EXERCISE BRIEF
Copy the following lines verbatim, from first to last.

DATA SUPPLIED
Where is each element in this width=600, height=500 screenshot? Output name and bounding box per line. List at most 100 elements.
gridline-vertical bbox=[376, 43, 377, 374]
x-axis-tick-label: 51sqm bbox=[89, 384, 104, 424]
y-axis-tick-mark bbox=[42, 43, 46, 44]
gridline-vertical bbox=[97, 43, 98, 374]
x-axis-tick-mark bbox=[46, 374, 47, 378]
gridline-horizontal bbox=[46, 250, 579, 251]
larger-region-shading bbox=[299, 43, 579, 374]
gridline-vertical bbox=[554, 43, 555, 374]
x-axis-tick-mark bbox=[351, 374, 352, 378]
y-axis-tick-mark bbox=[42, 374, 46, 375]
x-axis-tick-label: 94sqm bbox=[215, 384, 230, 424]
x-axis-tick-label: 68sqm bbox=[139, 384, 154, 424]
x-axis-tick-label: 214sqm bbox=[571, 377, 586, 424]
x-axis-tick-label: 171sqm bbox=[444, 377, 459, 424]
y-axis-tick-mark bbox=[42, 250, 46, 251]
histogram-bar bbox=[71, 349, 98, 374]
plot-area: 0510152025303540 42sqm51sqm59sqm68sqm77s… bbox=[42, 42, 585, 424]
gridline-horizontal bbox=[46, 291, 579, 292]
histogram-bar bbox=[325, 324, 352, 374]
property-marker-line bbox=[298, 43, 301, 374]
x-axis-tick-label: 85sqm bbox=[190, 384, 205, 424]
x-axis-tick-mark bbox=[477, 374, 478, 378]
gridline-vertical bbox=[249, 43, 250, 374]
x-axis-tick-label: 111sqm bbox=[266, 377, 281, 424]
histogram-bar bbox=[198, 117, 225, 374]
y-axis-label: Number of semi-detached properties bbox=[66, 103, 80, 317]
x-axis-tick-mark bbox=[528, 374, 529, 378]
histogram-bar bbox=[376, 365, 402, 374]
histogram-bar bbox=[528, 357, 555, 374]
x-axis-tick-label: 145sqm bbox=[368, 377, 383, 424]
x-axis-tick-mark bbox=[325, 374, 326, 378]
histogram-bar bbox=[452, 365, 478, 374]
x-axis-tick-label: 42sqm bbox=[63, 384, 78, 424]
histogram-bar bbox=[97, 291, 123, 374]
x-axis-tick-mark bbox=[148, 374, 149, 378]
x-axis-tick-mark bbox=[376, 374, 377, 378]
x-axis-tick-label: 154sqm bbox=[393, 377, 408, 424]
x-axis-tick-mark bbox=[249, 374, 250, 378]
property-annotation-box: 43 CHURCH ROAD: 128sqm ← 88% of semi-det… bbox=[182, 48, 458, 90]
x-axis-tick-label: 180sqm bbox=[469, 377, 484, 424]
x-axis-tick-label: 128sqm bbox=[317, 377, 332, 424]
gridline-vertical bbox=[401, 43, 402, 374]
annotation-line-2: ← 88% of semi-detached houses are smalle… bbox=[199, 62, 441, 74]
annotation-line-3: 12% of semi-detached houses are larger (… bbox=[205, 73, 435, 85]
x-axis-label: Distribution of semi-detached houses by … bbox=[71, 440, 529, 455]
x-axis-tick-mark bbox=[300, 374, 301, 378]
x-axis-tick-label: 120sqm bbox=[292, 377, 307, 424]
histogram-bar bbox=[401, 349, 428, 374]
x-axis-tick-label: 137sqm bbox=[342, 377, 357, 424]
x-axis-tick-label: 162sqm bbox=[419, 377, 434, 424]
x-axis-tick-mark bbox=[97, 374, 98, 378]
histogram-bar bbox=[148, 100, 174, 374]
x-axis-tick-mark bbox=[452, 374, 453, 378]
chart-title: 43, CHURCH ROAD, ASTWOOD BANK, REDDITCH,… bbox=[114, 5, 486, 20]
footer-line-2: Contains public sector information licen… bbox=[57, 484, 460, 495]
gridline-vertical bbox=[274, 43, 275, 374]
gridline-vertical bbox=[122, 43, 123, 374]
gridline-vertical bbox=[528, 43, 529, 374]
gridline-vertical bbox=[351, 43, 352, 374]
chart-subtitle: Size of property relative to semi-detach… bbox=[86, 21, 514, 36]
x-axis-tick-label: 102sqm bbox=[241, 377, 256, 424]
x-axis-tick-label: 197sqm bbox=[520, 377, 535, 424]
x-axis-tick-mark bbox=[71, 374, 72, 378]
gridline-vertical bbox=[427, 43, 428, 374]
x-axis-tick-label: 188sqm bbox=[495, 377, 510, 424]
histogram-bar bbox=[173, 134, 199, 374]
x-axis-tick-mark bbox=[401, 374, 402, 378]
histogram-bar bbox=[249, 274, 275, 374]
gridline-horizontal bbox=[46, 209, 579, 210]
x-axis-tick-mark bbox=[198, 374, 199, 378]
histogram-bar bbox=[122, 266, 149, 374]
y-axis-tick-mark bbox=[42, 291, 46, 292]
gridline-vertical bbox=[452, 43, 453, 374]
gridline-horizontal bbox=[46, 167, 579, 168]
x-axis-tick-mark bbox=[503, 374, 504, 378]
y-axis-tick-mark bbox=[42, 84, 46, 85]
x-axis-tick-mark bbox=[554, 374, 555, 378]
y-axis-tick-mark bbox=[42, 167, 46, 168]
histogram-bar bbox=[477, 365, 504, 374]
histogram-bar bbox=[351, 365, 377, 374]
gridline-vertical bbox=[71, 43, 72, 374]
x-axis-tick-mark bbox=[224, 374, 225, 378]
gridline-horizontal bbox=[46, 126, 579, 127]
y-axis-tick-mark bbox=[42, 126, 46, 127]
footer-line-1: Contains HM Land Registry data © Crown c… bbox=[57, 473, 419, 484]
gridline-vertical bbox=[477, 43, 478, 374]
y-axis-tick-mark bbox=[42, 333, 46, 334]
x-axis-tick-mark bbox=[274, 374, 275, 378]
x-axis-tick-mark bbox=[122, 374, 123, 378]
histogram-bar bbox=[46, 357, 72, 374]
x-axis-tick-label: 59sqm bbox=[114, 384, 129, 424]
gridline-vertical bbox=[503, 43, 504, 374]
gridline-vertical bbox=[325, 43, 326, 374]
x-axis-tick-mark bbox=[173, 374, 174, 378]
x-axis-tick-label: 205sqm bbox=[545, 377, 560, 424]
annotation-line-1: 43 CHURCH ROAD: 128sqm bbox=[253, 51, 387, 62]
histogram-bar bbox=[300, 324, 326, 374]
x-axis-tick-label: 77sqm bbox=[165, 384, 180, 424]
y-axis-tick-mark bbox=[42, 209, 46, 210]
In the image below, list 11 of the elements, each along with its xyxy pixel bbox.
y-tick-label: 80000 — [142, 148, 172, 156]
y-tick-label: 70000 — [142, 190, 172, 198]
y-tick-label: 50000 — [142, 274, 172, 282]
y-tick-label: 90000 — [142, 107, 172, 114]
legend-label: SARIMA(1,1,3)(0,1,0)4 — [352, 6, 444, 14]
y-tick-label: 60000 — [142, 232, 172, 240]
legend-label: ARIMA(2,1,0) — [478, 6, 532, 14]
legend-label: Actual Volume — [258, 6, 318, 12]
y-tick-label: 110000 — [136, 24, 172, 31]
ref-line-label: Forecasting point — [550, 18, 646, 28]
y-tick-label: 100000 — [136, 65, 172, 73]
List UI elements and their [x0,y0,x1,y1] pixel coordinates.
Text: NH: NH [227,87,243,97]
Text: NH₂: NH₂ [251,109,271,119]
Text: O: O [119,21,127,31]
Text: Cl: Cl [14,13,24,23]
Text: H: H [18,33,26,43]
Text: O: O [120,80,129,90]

TASK ANSWER
Where is each element in this width=600, height=500 screenshot? Output name and bounding box per line. List at most 100 elements.
gridline-vertical bbox=[376, 43, 377, 374]
x-axis-tick-label: 51sqm bbox=[89, 384, 104, 424]
y-axis-tick-mark bbox=[42, 43, 46, 44]
gridline-vertical bbox=[97, 43, 98, 374]
x-axis-tick-mark bbox=[46, 374, 47, 378]
gridline-horizontal bbox=[46, 250, 579, 251]
larger-region-shading bbox=[299, 43, 579, 374]
gridline-vertical bbox=[554, 43, 555, 374]
x-axis-tick-mark bbox=[351, 374, 352, 378]
y-axis-tick-mark bbox=[42, 374, 46, 375]
x-axis-tick-label: 94sqm bbox=[215, 384, 230, 424]
x-axis-tick-label: 68sqm bbox=[139, 384, 154, 424]
x-axis-tick-label: 214sqm bbox=[571, 377, 586, 424]
x-axis-tick-label: 171sqm bbox=[444, 377, 459, 424]
y-axis-tick-mark bbox=[42, 250, 46, 251]
histogram-bar bbox=[71, 349, 98, 374]
plot-area: 0510152025303540 42sqm51sqm59sqm68sqm77s… bbox=[42, 42, 585, 424]
gridline-horizontal bbox=[46, 291, 579, 292]
histogram-bar bbox=[325, 324, 352, 374]
property-marker-line bbox=[298, 43, 301, 374]
x-axis-tick-label: 85sqm bbox=[190, 384, 205, 424]
x-axis-tick-mark bbox=[477, 374, 478, 378]
gridline-vertical bbox=[249, 43, 250, 374]
x-axis-tick-label: 111sqm bbox=[266, 377, 281, 424]
histogram-bar bbox=[198, 117, 225, 374]
y-axis-label: Number of semi-detached properties bbox=[66, 103, 80, 317]
x-axis-tick-mark bbox=[528, 374, 529, 378]
histogram-bar bbox=[376, 365, 402, 374]
histogram-bar bbox=[528, 357, 555, 374]
x-axis-tick-label: 145sqm bbox=[368, 377, 383, 424]
x-axis-tick-mark bbox=[325, 374, 326, 378]
histogram-bar bbox=[452, 365, 478, 374]
x-axis-tick-label: 42sqm bbox=[63, 384, 78, 424]
histogram-bar bbox=[97, 291, 123, 374]
x-axis-tick-mark bbox=[148, 374, 149, 378]
x-axis-tick-mark bbox=[376, 374, 377, 378]
x-axis-tick-label: 154sqm bbox=[393, 377, 408, 424]
x-axis-tick-mark bbox=[249, 374, 250, 378]
property-annotation-box: 43 CHURCH ROAD: 128sqm ← 88% of semi-det… bbox=[182, 48, 458, 90]
x-axis-tick-label: 180sqm bbox=[469, 377, 484, 424]
x-axis-tick-label: 128sqm bbox=[317, 377, 332, 424]
gridline-vertical bbox=[401, 43, 402, 374]
annotation-line-2: ← 88% of semi-detached houses are smalle… bbox=[199, 62, 441, 74]
annotation-line-3: 12% of semi-detached houses are larger (… bbox=[205, 73, 435, 85]
x-axis-label: Distribution of semi-detached houses by … bbox=[71, 440, 529, 455]
x-axis-tick-mark bbox=[300, 374, 301, 378]
x-axis-tick-label: 120sqm bbox=[292, 377, 307, 424]
histogram-bar bbox=[401, 349, 428, 374]
x-axis-tick-label: 137sqm bbox=[342, 377, 357, 424]
x-axis-tick-label: 162sqm bbox=[419, 377, 434, 424]
x-axis-tick-mark bbox=[97, 374, 98, 378]
histogram-bar bbox=[148, 100, 174, 374]
x-axis-tick-mark bbox=[452, 374, 453, 378]
chart-title: 43, CHURCH ROAD, ASTWOOD BANK, REDDITCH,… bbox=[114, 5, 486, 20]
footer-line-2: Contains public sector information licen… bbox=[57, 484, 460, 495]
gridline-vertical bbox=[274, 43, 275, 374]
gridline-vertical bbox=[122, 43, 123, 374]
gridline-vertical bbox=[528, 43, 529, 374]
gridline-vertical bbox=[351, 43, 352, 374]
chart-subtitle: Size of property relative to semi-detach… bbox=[86, 21, 514, 36]
x-axis-tick-label: 102sqm bbox=[241, 377, 256, 424]
x-axis-tick-label: 197sqm bbox=[520, 377, 535, 424]
x-axis-tick-mark bbox=[71, 374, 72, 378]
gridline-vertical bbox=[427, 43, 428, 374]
x-axis-tick-label: 188sqm bbox=[495, 377, 510, 424]
histogram-bar bbox=[173, 134, 199, 374]
x-axis-tick-mark bbox=[401, 374, 402, 378]
histogram-bar bbox=[249, 274, 275, 374]
gridline-horizontal bbox=[46, 209, 579, 210]
x-axis-tick-mark bbox=[198, 374, 199, 378]
histogram-bar bbox=[122, 266, 149, 374]
y-axis-tick-mark bbox=[42, 291, 46, 292]
gridline-vertical bbox=[452, 43, 453, 374]
gridline-horizontal bbox=[46, 167, 579, 168]
x-axis-tick-mark bbox=[503, 374, 504, 378]
y-axis-tick-mark bbox=[42, 84, 46, 85]
x-axis-tick-mark bbox=[554, 374, 555, 378]
y-axis-tick-mark bbox=[42, 167, 46, 168]
histogram-bar bbox=[477, 365, 504, 374]
histogram-bar bbox=[351, 365, 377, 374]
gridline-vertical bbox=[71, 43, 72, 374]
x-axis-tick-mark bbox=[224, 374, 225, 378]
gridline-horizontal bbox=[46, 126, 579, 127]
y-axis-tick-mark bbox=[42, 126, 46, 127]
footer-line-1: Contains HM Land Registry data © Crown c… bbox=[57, 473, 419, 484]
gridline-vertical bbox=[477, 43, 478, 374]
y-axis-tick-mark bbox=[42, 333, 46, 334]
x-axis-tick-mark bbox=[274, 374, 275, 378]
x-axis-tick-mark bbox=[122, 374, 123, 378]
histogram-bar bbox=[46, 357, 72, 374]
x-axis-tick-label: 59sqm bbox=[114, 384, 129, 424]
gridline-vertical bbox=[503, 43, 504, 374]
gridline-vertical bbox=[325, 43, 326, 374]
x-axis-tick-mark bbox=[173, 374, 174, 378]
x-axis-tick-label: 205sqm bbox=[545, 377, 560, 424]
annotation-line-1: 43 CHURCH ROAD: 128sqm bbox=[253, 51, 387, 62]
histogram-bar bbox=[300, 324, 326, 374]
x-axis-tick-label: 77sqm bbox=[165, 384, 180, 424]
y-axis-tick-mark bbox=[42, 209, 46, 210]
In the image below, list 11 of the elements, each along with its xyxy pixel bbox.
y-tick-label: 80000 — [142, 148, 172, 156]
y-tick-label: 70000 — [142, 190, 172, 198]
y-tick-label: 50000 — [142, 274, 172, 282]
y-tick-label: 90000 — [142, 107, 172, 114]
legend-label: SARIMA(1,1,3)(0,1,0)4 — [352, 6, 444, 14]
y-tick-label: 60000 — [142, 232, 172, 240]
legend-label: ARIMA(2,1,0) — [478, 6, 532, 14]
legend-label: Actual Volume — [258, 6, 318, 12]
y-tick-label: 110000 — [136, 24, 172, 31]
ref-line-label: Forecasting point — [550, 18, 646, 28]
y-tick-label: 100000 — [136, 65, 172, 73]
List UI elements and their [x0,y0,x1,y1] pixel coordinates.
Text: NH: NH [227,87,243,97]
Text: NH₂: NH₂ [251,109,271,119]
Text: O: O [119,21,127,31]
Text: Cl: Cl [14,13,24,23]
Text: H: H [18,33,26,43]
Text: O: O [120,80,129,90]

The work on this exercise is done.